** begin Material for this exercise **

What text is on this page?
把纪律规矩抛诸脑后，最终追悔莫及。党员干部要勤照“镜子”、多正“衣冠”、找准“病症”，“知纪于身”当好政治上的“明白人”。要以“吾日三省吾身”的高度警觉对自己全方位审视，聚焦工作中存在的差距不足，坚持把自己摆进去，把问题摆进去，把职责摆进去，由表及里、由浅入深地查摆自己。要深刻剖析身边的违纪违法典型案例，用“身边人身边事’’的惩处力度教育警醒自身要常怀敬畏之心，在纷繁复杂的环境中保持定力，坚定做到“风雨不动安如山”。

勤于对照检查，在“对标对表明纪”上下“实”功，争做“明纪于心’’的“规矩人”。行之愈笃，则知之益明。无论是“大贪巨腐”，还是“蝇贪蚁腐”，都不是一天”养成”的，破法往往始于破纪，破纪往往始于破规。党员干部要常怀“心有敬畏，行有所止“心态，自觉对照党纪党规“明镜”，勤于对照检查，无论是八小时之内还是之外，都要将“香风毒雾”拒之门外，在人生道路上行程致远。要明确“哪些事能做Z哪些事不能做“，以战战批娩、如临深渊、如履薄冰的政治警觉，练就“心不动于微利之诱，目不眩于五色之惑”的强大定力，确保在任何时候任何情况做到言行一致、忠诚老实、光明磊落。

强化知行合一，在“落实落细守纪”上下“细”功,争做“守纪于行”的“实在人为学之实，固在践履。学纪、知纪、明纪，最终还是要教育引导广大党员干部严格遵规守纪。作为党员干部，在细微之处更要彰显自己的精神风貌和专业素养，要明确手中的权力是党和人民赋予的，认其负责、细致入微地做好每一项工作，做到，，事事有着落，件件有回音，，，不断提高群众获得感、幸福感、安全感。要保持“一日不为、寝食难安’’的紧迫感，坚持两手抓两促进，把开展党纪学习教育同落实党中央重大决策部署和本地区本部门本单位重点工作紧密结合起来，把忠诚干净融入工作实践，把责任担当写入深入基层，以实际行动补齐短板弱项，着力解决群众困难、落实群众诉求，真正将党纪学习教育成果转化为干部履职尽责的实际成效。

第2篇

** end Material for this exercise **

Task instructions -
Write the data from above out again, exactly.

Written answer -
What text is on this page?
把纪律规矩抛诸脑后，最终追悔莫及。党员干部要勤照“镜子”、多正“衣冠”、找准“病症”，“知纪于身”当好政治上的“明白人”。要以“吾日三省吾身”的高度警觉对自己全方位审视，聚焦工作中存在的差距不足，坚持把自己摆进去，把问题摆进去，把职责摆进去，由表及里、由浅入深地查摆自己。要深刻剖析身边的违纪违法典型案例，用“身边人身边事’’的惩处力度教育警醒自身要常怀敬畏之心，在纷繁复杂的环境中保持定力，坚定做到“风雨不动安如山”。

勤于对照检查，在“对标对表明纪”上下“实”功，争做“明纪于心’’的“规矩人”。行之愈笃，则知之益明。无论是“大贪巨腐”，还是“蝇贪蚁腐”，都不是一天”养成”的，破法往往始于破纪，破纪往往始于破规。党员干部要常怀“心有敬畏，行有所止“心态，自觉对照党纪党规“明镜”，勤于对照检查，无论是八小时之内还是之外，都要将“香风毒雾”拒之门外，在人生道路上行程致远。要明确“哪些事能做Z哪些事不能做“，以战战批娩、如临深渊、如履薄冰的政治警觉，练就“心不动于微利之诱，目不眩于五色之惑”的强大定力，确保在任何时候任何情况做到言行一致、忠诚老实、光明磊落。

强化知行合一，在“落实落细守纪”上下“细”功,争做“守纪于行”的“实在人为学之实，固在践履。学纪、知纪、明纪，最终还是要教育引导广大党员干部严格遵规守纪。作为党员干部，在细微之处更要彰显自己的精神风貌和专业素养，要明确手中的权力是党和人民赋予的，认其负责、细致入微地做好每一项工作，做到，，事事有着落，件件有回音，，，不断提高群众获得感、幸福感、安全感。要保持“一日不为、寝食难安’’的紧迫感，坚持两手抓两促进，把开展党纪学习教育同落实党中央重大决策部署和本地区本部门本单位重点工作紧密结合起来，把忠诚干净融入工作实践，把责任担当写入深入基层，以实际行动补齐短板弱项，着力解决群众困难、落实群众诉求，真正将党纪学习教育成果转化为干部履职尽责的实际成效。

第2篇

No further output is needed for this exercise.